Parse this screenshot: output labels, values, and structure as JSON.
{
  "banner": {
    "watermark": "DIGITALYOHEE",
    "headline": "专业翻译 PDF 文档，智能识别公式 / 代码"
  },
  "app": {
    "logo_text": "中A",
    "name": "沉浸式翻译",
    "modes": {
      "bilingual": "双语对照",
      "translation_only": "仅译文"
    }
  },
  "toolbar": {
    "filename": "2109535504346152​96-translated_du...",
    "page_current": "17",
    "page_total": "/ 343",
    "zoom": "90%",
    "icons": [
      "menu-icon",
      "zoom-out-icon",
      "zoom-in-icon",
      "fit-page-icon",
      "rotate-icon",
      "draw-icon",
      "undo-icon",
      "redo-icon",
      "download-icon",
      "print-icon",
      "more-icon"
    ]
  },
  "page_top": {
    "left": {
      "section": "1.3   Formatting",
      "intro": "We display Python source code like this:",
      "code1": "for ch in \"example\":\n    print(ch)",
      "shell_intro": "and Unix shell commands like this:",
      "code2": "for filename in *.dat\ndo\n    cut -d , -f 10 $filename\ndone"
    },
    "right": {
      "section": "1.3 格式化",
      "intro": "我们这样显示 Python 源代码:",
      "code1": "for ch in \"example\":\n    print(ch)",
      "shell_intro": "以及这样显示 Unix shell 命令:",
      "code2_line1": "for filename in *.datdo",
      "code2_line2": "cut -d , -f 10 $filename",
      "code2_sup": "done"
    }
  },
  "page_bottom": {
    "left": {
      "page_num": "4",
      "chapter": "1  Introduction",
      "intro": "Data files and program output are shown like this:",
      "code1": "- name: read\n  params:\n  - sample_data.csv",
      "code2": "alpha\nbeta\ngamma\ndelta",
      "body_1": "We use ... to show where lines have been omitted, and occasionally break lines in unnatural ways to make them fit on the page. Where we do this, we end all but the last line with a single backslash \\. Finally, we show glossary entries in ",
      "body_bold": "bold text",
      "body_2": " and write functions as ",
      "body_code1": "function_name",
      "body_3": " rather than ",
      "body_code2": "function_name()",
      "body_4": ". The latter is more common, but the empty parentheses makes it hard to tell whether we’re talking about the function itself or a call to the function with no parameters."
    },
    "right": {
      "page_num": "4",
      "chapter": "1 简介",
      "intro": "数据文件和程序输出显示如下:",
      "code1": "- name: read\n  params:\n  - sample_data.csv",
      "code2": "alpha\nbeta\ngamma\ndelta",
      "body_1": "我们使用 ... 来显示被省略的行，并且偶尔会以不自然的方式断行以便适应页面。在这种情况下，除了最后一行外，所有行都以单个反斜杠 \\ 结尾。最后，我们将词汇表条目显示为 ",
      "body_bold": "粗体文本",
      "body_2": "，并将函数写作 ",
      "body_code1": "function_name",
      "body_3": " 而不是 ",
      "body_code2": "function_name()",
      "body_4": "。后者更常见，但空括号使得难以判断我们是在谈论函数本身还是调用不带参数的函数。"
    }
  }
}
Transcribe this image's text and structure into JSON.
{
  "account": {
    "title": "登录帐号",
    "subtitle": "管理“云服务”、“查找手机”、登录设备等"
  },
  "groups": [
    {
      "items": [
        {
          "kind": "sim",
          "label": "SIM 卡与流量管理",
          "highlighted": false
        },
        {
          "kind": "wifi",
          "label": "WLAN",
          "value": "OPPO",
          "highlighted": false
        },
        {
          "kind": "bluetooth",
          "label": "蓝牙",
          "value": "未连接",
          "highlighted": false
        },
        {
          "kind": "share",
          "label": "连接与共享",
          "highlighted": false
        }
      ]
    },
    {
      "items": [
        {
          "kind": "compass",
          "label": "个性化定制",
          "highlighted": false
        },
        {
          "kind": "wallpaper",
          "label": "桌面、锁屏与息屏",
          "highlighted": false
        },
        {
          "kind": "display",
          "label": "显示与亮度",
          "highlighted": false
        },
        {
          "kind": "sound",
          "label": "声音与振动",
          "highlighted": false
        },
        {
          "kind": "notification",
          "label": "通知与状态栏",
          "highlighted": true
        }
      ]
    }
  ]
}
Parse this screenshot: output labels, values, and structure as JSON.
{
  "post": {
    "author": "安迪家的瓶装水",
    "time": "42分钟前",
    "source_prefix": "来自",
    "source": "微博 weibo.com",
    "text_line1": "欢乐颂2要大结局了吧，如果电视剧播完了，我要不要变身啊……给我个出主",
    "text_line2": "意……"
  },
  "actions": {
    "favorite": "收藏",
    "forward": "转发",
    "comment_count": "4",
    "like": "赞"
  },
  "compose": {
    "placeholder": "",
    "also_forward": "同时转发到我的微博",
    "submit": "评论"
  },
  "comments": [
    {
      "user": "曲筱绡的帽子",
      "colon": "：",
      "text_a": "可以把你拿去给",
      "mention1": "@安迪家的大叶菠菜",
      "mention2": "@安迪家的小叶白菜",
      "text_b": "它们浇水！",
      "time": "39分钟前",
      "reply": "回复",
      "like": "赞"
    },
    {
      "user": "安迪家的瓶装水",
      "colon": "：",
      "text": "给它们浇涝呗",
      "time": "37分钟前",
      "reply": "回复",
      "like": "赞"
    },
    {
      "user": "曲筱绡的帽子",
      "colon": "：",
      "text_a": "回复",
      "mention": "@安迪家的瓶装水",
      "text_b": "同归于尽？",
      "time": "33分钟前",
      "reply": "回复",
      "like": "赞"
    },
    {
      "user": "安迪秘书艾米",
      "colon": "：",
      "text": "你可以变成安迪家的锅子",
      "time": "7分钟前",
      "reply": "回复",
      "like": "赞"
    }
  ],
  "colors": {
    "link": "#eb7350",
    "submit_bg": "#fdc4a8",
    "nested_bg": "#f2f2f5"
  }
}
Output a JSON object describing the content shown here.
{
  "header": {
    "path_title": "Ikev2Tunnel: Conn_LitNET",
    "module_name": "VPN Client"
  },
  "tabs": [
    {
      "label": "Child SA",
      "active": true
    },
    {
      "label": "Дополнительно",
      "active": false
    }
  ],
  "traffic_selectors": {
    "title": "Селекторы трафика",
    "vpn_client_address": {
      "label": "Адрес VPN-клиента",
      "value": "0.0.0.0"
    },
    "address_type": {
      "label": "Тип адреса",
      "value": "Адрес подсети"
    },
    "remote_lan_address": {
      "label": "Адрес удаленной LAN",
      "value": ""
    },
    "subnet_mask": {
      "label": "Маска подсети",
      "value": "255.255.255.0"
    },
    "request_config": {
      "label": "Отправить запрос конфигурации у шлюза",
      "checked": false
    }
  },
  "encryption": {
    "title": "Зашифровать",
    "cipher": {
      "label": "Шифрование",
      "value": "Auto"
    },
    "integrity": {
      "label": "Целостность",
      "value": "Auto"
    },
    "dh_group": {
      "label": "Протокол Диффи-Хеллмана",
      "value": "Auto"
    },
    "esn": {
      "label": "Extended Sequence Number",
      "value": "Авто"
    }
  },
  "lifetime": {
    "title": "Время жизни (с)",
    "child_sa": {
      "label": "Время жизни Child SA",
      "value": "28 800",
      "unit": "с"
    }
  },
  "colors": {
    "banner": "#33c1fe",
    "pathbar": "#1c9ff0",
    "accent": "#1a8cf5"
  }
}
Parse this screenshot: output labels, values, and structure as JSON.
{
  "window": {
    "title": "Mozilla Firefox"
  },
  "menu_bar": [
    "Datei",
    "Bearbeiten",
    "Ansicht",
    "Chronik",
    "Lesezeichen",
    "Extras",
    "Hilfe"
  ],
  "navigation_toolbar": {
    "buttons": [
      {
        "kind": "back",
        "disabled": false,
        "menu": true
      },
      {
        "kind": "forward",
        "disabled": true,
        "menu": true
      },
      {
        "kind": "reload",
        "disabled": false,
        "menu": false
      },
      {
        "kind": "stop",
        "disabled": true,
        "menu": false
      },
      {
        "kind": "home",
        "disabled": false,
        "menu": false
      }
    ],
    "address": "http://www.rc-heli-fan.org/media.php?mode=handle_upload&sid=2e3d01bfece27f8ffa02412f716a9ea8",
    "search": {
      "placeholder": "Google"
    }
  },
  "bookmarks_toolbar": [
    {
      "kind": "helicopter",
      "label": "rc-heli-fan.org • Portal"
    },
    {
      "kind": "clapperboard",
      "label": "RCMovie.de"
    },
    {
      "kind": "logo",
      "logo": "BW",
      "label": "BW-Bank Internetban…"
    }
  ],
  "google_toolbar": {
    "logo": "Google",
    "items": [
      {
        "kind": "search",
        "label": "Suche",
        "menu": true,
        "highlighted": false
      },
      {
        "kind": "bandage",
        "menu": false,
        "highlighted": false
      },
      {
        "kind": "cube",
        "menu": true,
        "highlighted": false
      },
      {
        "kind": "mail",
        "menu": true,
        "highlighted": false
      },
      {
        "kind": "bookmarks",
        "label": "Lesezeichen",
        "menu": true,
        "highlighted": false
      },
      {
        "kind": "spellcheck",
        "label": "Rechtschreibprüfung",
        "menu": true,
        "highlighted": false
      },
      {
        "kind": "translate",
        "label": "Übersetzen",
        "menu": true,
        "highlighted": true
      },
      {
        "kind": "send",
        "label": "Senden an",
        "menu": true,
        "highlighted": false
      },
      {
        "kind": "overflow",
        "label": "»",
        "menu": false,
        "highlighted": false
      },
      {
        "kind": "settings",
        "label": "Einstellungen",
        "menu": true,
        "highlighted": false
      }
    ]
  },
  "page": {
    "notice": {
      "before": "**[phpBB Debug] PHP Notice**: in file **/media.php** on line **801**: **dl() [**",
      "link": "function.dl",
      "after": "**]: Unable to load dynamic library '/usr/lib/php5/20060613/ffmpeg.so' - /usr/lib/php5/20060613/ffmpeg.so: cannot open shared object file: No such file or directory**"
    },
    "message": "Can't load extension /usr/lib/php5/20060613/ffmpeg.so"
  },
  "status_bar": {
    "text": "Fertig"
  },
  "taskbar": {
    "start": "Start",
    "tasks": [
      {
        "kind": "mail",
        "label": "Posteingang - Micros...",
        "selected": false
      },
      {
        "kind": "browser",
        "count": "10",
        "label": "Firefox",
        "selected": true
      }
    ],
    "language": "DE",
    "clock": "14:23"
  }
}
════
#### [What is expected]
In the entries above, identify every line with the word "more". Copy those lines.

#### [Solution below]
      "more-icon"
      "body_4": ". The latter is more common, but the empty parentheses makes it hard to tell whether we’re talking about the function itself or a call to the function with no parameters."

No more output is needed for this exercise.